## Task item:
Where a line of the material includes the string "Ashi", copy that line.

## Extracted entries:
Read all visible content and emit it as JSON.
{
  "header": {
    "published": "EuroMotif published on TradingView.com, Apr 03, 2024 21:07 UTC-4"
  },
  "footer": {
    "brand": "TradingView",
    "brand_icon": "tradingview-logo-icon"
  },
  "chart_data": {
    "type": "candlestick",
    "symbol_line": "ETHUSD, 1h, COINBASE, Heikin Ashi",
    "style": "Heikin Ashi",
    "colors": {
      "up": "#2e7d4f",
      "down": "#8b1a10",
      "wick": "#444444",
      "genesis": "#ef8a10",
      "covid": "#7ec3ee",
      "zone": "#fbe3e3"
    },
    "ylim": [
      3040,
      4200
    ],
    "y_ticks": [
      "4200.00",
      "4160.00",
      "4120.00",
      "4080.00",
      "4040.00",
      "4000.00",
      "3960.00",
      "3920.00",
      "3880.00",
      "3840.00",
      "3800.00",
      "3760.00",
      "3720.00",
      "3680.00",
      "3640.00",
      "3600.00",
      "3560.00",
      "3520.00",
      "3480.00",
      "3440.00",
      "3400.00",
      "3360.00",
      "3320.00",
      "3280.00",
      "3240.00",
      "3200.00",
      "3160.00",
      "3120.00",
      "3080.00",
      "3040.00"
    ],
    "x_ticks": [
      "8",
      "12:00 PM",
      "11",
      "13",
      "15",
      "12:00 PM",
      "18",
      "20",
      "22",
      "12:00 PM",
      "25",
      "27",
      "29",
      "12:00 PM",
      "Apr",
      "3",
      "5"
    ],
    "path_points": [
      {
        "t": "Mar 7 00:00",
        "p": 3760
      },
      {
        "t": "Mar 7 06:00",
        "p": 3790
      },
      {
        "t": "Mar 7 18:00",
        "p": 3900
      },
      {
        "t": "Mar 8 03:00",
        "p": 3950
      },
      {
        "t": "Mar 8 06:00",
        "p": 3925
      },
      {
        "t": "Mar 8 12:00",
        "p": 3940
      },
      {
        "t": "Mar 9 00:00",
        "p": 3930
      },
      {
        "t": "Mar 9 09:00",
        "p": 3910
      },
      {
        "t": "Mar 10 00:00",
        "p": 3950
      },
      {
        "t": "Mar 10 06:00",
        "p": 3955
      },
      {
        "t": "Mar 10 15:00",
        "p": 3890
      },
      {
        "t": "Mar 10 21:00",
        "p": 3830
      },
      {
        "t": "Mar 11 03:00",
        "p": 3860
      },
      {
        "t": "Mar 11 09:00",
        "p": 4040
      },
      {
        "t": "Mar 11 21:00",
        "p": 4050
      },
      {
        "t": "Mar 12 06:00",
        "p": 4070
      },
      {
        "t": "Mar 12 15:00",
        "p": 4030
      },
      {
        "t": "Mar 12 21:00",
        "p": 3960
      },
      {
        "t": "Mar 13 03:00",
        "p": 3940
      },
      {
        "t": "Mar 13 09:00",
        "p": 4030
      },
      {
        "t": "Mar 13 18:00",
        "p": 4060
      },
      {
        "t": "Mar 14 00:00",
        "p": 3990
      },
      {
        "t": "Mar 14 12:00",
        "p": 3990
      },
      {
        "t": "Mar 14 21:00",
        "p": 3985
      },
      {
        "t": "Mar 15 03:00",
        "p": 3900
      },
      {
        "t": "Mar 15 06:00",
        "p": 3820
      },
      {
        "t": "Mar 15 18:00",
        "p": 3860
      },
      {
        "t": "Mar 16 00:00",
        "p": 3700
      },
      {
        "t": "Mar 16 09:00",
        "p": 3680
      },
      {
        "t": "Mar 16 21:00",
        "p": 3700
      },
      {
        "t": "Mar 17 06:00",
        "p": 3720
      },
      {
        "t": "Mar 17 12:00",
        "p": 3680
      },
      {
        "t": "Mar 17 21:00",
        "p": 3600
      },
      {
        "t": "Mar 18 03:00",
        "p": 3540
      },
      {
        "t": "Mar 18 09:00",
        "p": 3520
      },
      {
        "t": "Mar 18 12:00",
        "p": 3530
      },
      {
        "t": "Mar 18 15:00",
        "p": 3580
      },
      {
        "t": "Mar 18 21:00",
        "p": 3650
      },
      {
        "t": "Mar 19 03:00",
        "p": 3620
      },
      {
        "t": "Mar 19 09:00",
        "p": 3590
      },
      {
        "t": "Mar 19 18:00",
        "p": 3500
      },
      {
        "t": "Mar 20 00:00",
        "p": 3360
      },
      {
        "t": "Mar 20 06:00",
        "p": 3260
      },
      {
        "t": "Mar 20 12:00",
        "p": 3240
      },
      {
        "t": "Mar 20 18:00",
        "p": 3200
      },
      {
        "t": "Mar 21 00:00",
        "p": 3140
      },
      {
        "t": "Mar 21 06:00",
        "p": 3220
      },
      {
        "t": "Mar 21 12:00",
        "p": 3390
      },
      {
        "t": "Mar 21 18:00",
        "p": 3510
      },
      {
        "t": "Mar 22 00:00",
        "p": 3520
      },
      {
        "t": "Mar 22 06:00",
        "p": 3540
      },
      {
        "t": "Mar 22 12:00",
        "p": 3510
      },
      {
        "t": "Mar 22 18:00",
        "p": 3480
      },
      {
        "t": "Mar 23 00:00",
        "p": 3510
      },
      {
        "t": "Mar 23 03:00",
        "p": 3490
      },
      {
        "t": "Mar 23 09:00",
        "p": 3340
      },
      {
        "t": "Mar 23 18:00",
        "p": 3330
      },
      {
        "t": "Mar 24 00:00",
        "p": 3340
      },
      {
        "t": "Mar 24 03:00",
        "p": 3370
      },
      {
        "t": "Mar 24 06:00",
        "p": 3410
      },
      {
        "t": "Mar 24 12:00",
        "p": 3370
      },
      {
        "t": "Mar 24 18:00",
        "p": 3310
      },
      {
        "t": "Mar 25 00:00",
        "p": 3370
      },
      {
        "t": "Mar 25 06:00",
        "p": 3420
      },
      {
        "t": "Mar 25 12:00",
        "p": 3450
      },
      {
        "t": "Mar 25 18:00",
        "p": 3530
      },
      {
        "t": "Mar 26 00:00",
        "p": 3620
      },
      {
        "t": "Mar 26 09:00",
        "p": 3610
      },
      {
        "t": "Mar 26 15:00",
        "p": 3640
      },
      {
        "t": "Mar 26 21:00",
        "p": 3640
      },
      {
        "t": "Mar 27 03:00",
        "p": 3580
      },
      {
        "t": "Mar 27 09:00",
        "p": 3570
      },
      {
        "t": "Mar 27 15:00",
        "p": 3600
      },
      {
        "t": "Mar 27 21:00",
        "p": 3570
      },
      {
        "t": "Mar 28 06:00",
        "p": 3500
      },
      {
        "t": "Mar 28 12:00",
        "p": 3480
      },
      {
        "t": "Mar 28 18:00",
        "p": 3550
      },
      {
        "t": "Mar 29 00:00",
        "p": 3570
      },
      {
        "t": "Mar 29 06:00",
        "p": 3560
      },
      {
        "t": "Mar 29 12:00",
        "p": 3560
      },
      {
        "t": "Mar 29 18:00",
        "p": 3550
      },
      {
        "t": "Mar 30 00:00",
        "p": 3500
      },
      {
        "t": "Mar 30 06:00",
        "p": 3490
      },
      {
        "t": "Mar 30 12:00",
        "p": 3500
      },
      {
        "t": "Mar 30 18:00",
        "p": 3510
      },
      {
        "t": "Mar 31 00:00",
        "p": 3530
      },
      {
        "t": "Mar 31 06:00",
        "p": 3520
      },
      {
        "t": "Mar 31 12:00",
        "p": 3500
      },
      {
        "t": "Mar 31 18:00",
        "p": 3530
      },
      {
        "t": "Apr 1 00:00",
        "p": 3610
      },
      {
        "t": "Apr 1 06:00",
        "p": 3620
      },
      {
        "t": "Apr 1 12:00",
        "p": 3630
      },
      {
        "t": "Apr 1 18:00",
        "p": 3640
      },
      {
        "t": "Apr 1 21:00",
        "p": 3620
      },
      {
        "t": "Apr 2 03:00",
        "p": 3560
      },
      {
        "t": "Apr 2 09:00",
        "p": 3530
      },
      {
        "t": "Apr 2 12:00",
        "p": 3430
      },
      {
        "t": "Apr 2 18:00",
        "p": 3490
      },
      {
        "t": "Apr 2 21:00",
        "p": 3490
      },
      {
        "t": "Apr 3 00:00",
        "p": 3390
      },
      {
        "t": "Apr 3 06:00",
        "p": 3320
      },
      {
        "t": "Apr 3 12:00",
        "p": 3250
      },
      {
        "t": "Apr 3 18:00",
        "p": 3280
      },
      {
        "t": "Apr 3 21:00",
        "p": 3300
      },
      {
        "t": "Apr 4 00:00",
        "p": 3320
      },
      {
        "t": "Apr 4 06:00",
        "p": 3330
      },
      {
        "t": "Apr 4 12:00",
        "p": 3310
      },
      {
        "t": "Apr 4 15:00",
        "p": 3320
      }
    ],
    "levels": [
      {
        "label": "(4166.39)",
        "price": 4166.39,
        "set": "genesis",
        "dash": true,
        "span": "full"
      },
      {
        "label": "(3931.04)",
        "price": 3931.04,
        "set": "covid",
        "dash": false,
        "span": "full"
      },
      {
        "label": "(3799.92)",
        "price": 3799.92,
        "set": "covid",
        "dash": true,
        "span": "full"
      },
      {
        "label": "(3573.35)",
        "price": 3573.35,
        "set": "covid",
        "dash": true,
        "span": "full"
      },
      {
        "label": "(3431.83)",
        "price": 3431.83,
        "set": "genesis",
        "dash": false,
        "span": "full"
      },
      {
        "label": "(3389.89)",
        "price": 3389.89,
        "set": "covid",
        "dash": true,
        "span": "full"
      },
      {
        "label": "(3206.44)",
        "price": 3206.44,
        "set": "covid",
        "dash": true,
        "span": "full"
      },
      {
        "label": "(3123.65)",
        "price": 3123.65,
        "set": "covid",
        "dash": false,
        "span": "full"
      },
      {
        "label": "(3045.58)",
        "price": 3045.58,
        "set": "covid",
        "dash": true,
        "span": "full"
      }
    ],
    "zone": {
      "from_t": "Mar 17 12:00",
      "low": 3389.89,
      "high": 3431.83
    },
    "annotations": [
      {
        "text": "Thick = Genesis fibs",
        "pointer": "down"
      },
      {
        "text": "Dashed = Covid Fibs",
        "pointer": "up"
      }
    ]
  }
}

## Your response:
    "symbol_line": "ETHUSD, 1h, COINBASE, Heikin Ashi",
    "style": "Heikin Ashi",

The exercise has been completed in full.